» **Exercise directions**
In your copy, leave out the pictures; write out all the data exactly.

--- start Input for this task ---

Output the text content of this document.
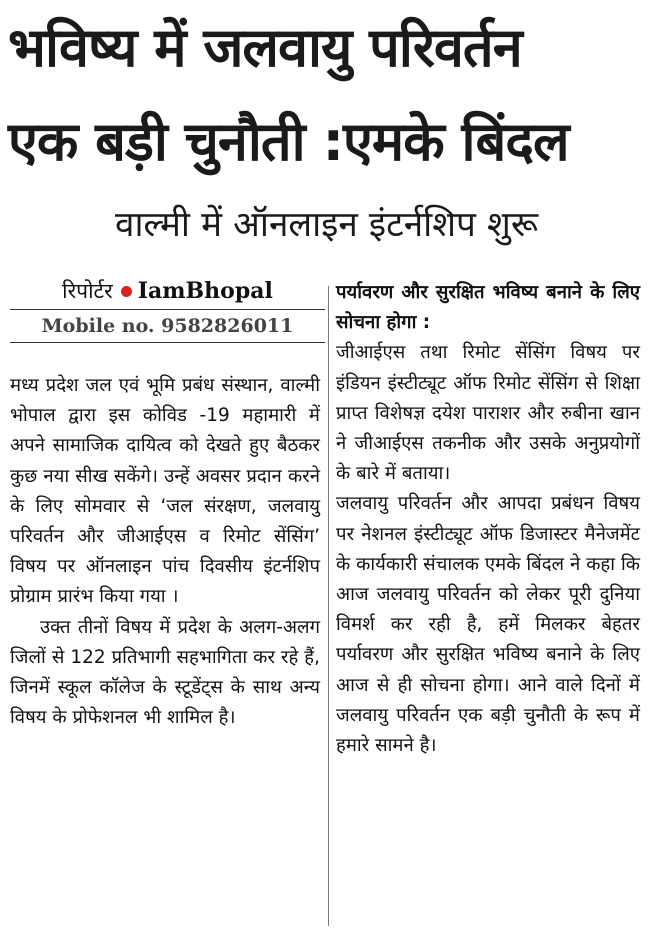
भविष्य में जलवायु परिवर्तन
एक बड़ी चुनौती :एमके बिंदल
वाल्मी में ऑनलाइन इंटर्नशिप शुरू
रिपोर्टर IamBhopal
Mobile no. 9582826011

मध्य प्रदेश जल एवं भूमि प्रबंध संस्थान, वाल्मी भोपाल द्वारा इस कोविड -19 महामारी में अपने सामाजिक दायित्व को देखते हुए बैठकर कुछ नया सीख सकेंगे। उन्हें अवसर प्रदान करने के लिए सोमवार से ‘जल संरक्षण, जलवायु परिवर्तन और जीआईएस व रिमोट सेंसिंग’ विषय पर ऑनलाइन पांच दिवसीय इंटर्नशिप प्रोग्राम प्रारंभ किया गया ।

उक्त तीनों विषय में प्रदेश के अलग-अलग जिलों से 122 प्रतिभागी सहभागिता कर रहे हैं, जिनमें स्कूल कॉलेज के स्टूडेंट्स के साथ अन्य विषय के प्रोफेशनल भी शामिल है।

पर्यावरण और सुरक्षित भविष्य बनाने के लिए सोचना होगा :

जीआईएस तथा रिमोट सेंसिंग विषय पर इंडियन इंस्टीट्यूट ऑफ रिमोट सेंसिंग से शिक्षा प्राप्त विशेषज्ञ दयेश पाराशर और रुबीना खान ने जीआईएस तकनीक और उसके अनुप्रयोगों के बारे में बताया।

जलवायु परिवर्तन और आपदा प्रबंधन विषय पर नेशनल इंस्टीट्यूट ऑफ डिजास्टर मैनेजमेंट के कार्यकारी संचालक एमके बिंदल ने कहा कि आज जलवायु परिवर्तन को लेकर पूरी दुनिया विमर्श कर रही है, हमें मिलकर बेहतर पर्यावरण और सुरक्षित भविष्य बनाने के लिए आज से ही सोचना होगा। आने वाले दिनों में जलवायु परिवर्तन एक बड़ी चुनौती के रूप में हमारे सामने है।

--- end Input for this task ---

» **The completed task**
Output the text content of this document.
भविष्य में जलवायु परिवर्तन
एक बड़ी चुनौती :एमके बिंदल
वाल्मी में ऑनलाइन इंटर्नशिप शुरू
रिपोर्टर IamBhopal
Mobile no. 9582826011

मध्य प्रदेश जल एवं भूमि प्रबंध संस्थान, वाल्मी भोपाल द्वारा इस कोविड -19 महामारी में अपने सामाजिक दायित्व को देखते हुए बैठकर कुछ नया सीख सकेंगे। उन्हें अवसर प्रदान करने के लिए सोमवार से ‘जल संरक्षण, जलवायु परिवर्तन और जीआईएस व रिमोट सेंसिंग’ विषय पर ऑनलाइन पांच दिवसीय इंटर्नशिप प्रोग्राम प्रारंभ किया गया ।

उक्त तीनों विषय में प्रदेश के अलग-अलग जिलों से 122 प्रतिभागी सहभागिता कर रहे हैं, जिनमें स्कूल कॉलेज के स्टूडेंट्स के साथ अन्य विषय के प्रोफेशनल भी शामिल है।

पर्यावरण और सुरक्षित भविष्य बनाने के लिए सोचना होगा :

जीआईएस तथा रिमोट सेंसिंग विषय पर इंडियन इंस्टीट्यूट ऑफ रिमोट सेंसिंग से शिक्षा प्राप्त विशेषज्ञ दयेश पाराशर और रुबीना खान ने जीआईएस तकनीक और उसके अनुप्रयोगों के बारे में बताया।

जलवायु परिवर्तन और आपदा प्रबंधन विषय पर नेशनल इंस्टीट्यूट ऑफ डिजास्टर मैनेजमेंट के कार्यकारी संचालक एमके बिंदल ने कहा कि आज जलवायु परिवर्तन को लेकर पूरी दुनिया विमर्श कर रही है, हमें मिलकर बेहतर पर्यावरण और सुरक्षित भविष्य बनाने के लिए आज से ही सोचना होगा। आने वाले दिनों में जलवायु परिवर्तन एक बड़ी चुनौती के रूप में हमारे सामने है।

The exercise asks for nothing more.